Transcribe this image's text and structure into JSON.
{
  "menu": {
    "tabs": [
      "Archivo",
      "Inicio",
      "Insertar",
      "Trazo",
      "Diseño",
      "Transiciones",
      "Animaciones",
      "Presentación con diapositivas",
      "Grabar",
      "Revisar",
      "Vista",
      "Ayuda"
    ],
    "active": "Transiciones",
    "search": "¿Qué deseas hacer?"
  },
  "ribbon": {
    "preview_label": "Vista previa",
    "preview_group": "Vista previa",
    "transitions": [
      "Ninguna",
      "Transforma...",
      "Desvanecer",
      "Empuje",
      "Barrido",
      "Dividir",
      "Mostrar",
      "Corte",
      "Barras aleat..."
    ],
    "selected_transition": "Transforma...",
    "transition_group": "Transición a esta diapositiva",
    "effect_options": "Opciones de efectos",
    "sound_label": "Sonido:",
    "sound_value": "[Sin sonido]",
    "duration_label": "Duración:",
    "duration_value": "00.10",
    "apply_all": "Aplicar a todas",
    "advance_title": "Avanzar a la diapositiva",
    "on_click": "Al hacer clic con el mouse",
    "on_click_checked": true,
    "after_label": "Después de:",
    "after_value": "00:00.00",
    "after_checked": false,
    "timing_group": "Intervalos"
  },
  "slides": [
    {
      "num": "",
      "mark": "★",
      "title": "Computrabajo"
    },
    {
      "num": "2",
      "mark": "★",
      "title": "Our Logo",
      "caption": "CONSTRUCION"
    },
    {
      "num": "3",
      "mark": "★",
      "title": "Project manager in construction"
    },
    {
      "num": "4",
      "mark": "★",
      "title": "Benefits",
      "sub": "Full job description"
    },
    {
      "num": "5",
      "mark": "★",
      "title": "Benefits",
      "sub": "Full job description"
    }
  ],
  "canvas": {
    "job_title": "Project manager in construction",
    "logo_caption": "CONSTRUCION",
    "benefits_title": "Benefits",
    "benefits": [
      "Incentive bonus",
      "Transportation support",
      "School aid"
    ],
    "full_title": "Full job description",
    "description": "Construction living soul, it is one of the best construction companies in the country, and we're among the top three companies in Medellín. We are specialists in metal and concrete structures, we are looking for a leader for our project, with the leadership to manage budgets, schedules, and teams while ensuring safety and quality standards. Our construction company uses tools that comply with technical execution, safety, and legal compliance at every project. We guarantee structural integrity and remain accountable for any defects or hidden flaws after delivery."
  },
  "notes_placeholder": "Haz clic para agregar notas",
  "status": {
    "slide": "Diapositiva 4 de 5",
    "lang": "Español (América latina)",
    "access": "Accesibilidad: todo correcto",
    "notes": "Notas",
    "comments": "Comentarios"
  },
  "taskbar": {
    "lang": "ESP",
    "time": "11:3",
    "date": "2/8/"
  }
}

* * *

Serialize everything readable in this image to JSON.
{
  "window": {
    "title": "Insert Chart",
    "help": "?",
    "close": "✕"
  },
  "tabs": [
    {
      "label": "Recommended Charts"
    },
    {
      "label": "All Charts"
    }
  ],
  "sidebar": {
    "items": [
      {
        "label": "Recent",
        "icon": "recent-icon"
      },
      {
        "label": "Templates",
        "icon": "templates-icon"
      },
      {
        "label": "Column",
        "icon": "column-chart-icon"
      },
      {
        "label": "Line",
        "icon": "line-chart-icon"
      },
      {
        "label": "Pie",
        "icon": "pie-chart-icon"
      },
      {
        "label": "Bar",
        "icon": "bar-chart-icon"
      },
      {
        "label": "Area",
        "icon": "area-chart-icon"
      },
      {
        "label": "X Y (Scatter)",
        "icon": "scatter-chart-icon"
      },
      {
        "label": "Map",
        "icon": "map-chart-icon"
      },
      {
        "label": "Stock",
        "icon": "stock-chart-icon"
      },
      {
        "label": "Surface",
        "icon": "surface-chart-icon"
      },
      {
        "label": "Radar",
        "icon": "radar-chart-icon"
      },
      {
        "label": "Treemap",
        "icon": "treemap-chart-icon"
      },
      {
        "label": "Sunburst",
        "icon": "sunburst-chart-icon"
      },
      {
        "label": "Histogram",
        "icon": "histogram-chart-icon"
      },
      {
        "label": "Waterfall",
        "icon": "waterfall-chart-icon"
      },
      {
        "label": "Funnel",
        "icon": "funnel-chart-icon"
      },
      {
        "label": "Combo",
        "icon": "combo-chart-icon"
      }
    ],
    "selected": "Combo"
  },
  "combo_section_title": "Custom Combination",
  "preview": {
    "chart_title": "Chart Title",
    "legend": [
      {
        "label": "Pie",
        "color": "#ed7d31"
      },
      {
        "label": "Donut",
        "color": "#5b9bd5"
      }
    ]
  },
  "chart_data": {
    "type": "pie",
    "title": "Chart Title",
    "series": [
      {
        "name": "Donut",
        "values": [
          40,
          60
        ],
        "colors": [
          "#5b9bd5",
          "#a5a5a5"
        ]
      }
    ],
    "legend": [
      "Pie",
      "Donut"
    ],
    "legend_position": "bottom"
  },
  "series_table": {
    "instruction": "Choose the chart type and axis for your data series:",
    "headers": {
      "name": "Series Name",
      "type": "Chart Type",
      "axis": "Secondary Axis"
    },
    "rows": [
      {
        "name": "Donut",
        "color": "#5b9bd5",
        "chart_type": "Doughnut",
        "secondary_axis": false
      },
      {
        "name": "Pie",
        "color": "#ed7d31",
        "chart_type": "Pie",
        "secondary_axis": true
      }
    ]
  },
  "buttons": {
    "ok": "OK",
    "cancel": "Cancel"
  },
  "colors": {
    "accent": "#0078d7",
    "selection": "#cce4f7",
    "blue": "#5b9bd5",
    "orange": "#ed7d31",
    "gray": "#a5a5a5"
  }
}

Exercise details: Using the records above, find and show each line with the string "manager".

Full response:
      "title": "Project manager in construction"
    "job_title": "Project manager in construction",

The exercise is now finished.